> _Excerpt to read_
##############################
This also happens to be the reason why Opera Mini may be approved where other browsers weren’t: since no code is being interpreted (it’s all done server-side), it doesn’t break that sacred App Store rule. If Apple wants to block Opera Mini, it’ll have to come up with something else.
“The Opera Mini for iPhone sneak peek during MWC told us that we have something special,” said Jon von Tetzchner, co-founder of Opera Software, “Opera has put every effort into creating a customized, stylized, feature-rich and highly responsive browser that masterfully combines iPhone capabilities with Opera’s renowned Web experience, and the result is a high performing browser for the iPhone.”
I have to admit, the video Opera has published to demonstrate Opera Mini on the iPhone is pretty impressive – I especially like the clever interface elements like how to switch tabs and the ability to tap and hold a link to open it in a new tab.
We’ll see how it all pans out. If Apple wants to score some major points, it should approve Opera Mini by the end of the day (or at least really soon), but my guess is that won’t happen. I’m not sure whether Apple will approve the browser or not, but if it does, it’s going to take a while.
… this duplicates core browser functionality. I hope it gets approved but realistically, it probably won’t.
Well Opera is publicity whore company so no suprise really. Doing this after Google just makes them look like Vanilla Ice, you might thinking you are original but you ain’t.
All companies are publicity whores. Why is it only bad if Opera does it?
Doing what after Google?
All Opera is doing is to try to get their product onto the iPhone, and get lots of PR in the process. Is that supposed to be a bad thing?
Duplicates, but also provides additional functionality (“mini” being the whole point of the browser), same as does Spotify, and countless other apps which got approved.
My guts says Apple will pose no problems and just approve it.
DENIED!
–Apple
Everyone knows that it’s fine for Apple to lock out other browser makers, because they’re not Microsoft.
“Everyone knows that it’s fine for Apple to lock out other browser makers, because they’re not [engaged in illegal practices like] Microsoft.”
Fixed it for you. It’s legally absolutely fine for Apple to reject it, but it’s going to be a tricky one to the PR people to spin.
Wrong, it just morally wrong for both to do this kind of crap.
And exactly when has legal been synonymous with moral? Moral is a relative value, legality is not.
It’s morally wrong to report someone for breaking the law? News to me.
johnnysaucepn snarked…
Nope, still broken. Let me fix that for you:
There you go…slightly more accurate, don’t you think by the way things have been heading? Glad to have helped!
–bornagainpenguin
I’d like to know about which illegal practices they are engaged in.
Edited 2010-03-23 22:19 UTC
Successful corporations with low geek-cred are guilty until proven innocent, didn’t you know that?
That Apple will allow Opera. I do not see why this will bring every troll out from under the bridge, but it will. Apple the Company is very concerned with the end users experience overall. Most of Apple’s actions (if you like them or not) make sense in that light. Apple is not evil it just wants to execute their Desktop Plan without having to be at the mercy of other ISVs.
-=-
There was a time in the late 90s when just having MSIE on the Mac made your unit unstable (their shitty fonts preloaded into memory + OS 8 & 9 memory model)- During the Browser Wars Microsoft wanted to have the Web be their own Active X platform – it Failed. I think we all learned from that experience.
-=- The Apple store is turning out to be a work in progress. Some of what we see is product of it being relatively new. I have Had Apps rejected. I Have worked on Apps and had Apple Release something similar (or even better). It could make me feel bitter but that is silly. Some of Apple’s Policies just makes sense — I do not see why I need adult content to prove my first amendment or my free market.
##############################
> _Dataset section_
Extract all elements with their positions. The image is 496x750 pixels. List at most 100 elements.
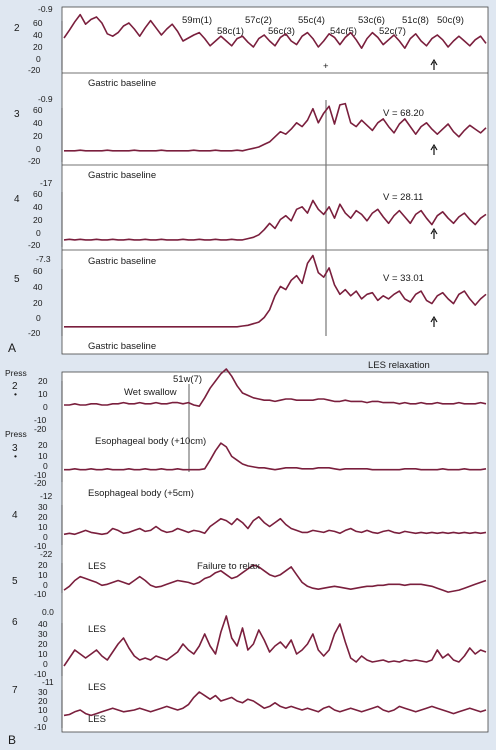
##############################
> _What is required_
Write out, word for word, the part of the Opera Mini passage starting with "Doing what after" and going on through "which got approved.". The lines that come after the passage play no part in this exercise.

> _Task solution_
Doing what after Google?
All Opera is doing is to try to get their product onto the iPhone, and get lots of PR in the process. Is that supposed to be a bad thing?
Duplicates, but also provides additional functionality (“mini” being the whole point of the browser), same as does Spotify, and countless other apps which got approved.